_What you have to do_. Please state who served as the company's chief executive officer from 2001 to 2012, according to the passage about NextEra's move into wind power.

_Source document_.
As it would turn out, the wind farms weren’t duds.

“Lo and behold, we did some projects that were quite profitable,”said Lewis Hay III, the company’s chief executive officer from 2001 to 2012.

Read: Renewables are booming, but not fast enough to cap greenhouse emissions

So Hay pulled together a renewable energy team of his own. One of his early moves was to recruit two of his former co-workers from a consulting firm: One was Moray Dewhurst, who eventually served as NextEra’s chief financial officer. The other was Jim Robo, who at the time was an executive for General Electric Co.

Robo, a Harvard MBA, became NextEra’s CEO in 2012. He rarely grants media interviews and declined to comment for this story.

“Things really took off when Lew, Moray and Jim got together,” Barclays Plc analyst Eric Beaumont said.

When Robo came on board in 2002, wind power was a tiny slice of the U.S. power mix. But in another stroke of luck, Congress had just extended a tax credit that would prove to be the key to a wind generation boom across America that’s still going.

It helped turn what was a once-sleepy utility — established in 1925 as Florida Power & Light — into a global powerhouse.

_Stored data_.
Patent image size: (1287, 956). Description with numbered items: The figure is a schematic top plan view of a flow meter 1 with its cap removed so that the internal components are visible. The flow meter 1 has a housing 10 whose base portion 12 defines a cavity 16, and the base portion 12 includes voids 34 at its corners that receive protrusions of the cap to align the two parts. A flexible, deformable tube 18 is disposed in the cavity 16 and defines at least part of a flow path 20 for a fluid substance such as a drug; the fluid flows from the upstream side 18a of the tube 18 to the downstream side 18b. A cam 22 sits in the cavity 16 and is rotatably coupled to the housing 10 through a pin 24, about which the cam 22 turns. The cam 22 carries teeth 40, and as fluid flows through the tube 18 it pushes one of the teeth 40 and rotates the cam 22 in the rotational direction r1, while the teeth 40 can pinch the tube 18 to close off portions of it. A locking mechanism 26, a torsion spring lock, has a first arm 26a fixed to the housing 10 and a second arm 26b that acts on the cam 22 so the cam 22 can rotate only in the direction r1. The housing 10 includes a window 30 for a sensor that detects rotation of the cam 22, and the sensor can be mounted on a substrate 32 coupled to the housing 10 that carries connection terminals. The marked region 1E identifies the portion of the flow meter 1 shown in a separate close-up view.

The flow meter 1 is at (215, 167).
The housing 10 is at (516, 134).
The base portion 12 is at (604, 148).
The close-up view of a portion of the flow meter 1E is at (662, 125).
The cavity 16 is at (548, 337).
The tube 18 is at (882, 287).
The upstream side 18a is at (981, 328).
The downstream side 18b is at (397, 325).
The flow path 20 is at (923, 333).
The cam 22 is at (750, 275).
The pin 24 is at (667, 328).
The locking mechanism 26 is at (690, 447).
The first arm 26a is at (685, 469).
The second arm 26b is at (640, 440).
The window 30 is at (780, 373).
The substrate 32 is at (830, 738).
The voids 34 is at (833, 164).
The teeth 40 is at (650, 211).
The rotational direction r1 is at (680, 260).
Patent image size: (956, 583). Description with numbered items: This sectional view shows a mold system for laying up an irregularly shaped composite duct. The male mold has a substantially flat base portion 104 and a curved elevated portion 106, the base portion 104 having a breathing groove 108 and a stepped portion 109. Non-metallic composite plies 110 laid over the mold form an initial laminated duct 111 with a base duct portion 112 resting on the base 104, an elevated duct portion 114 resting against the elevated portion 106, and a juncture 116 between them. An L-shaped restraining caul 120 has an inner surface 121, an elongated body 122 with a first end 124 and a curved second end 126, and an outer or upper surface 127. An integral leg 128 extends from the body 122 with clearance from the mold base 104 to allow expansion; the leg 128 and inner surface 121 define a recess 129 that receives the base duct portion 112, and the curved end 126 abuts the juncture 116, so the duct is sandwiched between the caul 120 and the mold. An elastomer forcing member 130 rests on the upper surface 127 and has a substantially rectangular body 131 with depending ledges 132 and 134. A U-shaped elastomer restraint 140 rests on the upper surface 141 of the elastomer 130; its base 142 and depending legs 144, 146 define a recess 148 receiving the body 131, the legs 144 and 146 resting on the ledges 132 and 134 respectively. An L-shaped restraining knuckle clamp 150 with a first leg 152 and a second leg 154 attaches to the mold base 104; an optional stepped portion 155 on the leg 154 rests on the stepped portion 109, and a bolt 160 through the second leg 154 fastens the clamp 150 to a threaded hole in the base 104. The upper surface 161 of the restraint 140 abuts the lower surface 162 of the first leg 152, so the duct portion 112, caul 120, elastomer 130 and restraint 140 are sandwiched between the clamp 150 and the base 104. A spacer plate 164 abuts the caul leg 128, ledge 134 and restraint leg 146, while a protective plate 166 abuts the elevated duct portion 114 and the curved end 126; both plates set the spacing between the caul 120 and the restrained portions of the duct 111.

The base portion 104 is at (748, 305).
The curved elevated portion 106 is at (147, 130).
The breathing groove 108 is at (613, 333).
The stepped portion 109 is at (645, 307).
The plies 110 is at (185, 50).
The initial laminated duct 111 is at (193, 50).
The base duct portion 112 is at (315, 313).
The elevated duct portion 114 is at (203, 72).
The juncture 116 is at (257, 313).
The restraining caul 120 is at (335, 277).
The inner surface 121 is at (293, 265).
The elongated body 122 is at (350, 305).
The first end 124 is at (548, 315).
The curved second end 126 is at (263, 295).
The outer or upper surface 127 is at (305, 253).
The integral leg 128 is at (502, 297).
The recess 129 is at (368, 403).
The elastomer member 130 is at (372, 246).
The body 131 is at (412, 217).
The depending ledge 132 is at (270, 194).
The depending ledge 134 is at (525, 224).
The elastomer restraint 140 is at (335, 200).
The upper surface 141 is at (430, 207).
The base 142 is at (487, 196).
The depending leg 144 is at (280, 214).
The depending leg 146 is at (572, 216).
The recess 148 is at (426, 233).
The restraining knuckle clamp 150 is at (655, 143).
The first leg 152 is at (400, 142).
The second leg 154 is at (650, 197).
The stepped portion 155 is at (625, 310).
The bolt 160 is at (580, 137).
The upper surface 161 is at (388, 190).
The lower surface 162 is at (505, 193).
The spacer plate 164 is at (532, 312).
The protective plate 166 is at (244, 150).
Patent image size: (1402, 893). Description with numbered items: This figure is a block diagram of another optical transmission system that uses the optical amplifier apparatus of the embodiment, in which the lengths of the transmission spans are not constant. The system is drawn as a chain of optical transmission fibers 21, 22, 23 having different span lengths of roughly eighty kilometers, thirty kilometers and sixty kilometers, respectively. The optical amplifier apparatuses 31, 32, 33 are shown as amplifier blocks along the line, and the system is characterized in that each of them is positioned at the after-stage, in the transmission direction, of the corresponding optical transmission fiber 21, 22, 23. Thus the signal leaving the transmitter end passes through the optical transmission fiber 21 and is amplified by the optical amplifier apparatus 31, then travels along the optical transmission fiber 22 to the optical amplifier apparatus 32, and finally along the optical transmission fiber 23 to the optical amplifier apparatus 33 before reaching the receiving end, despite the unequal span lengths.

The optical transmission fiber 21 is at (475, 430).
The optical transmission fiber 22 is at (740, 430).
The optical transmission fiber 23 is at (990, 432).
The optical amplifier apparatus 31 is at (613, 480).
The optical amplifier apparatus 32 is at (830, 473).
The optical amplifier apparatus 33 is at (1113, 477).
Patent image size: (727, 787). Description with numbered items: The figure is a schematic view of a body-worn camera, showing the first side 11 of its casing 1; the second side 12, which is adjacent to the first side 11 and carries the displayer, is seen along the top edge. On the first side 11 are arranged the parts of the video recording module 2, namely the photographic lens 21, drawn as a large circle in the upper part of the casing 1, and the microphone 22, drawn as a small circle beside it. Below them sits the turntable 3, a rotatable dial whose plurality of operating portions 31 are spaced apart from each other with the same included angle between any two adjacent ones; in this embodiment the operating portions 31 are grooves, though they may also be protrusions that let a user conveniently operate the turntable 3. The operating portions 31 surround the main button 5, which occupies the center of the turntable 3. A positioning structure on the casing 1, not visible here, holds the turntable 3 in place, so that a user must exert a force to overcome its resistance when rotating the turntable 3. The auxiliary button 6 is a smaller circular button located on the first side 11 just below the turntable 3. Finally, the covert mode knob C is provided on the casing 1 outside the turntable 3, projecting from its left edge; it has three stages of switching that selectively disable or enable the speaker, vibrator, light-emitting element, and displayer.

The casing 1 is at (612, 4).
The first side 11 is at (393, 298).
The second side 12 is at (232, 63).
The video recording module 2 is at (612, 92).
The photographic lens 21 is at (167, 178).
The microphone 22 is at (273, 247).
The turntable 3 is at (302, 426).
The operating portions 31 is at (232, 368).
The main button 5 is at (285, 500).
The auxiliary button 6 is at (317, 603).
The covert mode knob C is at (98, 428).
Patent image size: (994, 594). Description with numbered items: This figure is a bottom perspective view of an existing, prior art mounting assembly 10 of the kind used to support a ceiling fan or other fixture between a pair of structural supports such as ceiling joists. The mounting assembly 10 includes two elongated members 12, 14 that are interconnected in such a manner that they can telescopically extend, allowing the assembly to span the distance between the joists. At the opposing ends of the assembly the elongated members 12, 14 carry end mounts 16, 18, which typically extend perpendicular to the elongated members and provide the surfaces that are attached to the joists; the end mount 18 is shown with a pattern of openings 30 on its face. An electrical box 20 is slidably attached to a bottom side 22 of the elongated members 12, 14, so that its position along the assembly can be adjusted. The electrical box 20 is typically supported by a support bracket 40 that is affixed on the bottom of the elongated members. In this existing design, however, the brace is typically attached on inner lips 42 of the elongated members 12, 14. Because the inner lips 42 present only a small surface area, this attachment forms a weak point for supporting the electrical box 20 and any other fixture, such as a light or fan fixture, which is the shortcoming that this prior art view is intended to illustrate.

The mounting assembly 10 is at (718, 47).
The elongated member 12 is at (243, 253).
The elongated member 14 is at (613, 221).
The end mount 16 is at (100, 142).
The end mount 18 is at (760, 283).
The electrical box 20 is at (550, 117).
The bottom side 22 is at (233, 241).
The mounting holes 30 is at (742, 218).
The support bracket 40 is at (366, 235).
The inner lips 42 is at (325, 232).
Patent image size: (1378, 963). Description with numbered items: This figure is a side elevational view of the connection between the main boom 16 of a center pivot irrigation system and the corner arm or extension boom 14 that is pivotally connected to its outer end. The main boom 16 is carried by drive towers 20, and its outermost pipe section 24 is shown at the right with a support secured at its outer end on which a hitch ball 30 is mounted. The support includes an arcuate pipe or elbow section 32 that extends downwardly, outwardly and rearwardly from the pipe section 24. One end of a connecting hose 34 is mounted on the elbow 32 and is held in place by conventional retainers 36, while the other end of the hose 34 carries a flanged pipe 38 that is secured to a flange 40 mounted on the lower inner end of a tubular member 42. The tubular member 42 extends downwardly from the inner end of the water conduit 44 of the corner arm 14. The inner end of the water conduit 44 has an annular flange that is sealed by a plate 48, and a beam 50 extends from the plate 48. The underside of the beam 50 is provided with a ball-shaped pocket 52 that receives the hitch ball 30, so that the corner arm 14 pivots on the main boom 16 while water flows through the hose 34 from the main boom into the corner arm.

_Answer below_. Lewis Hay III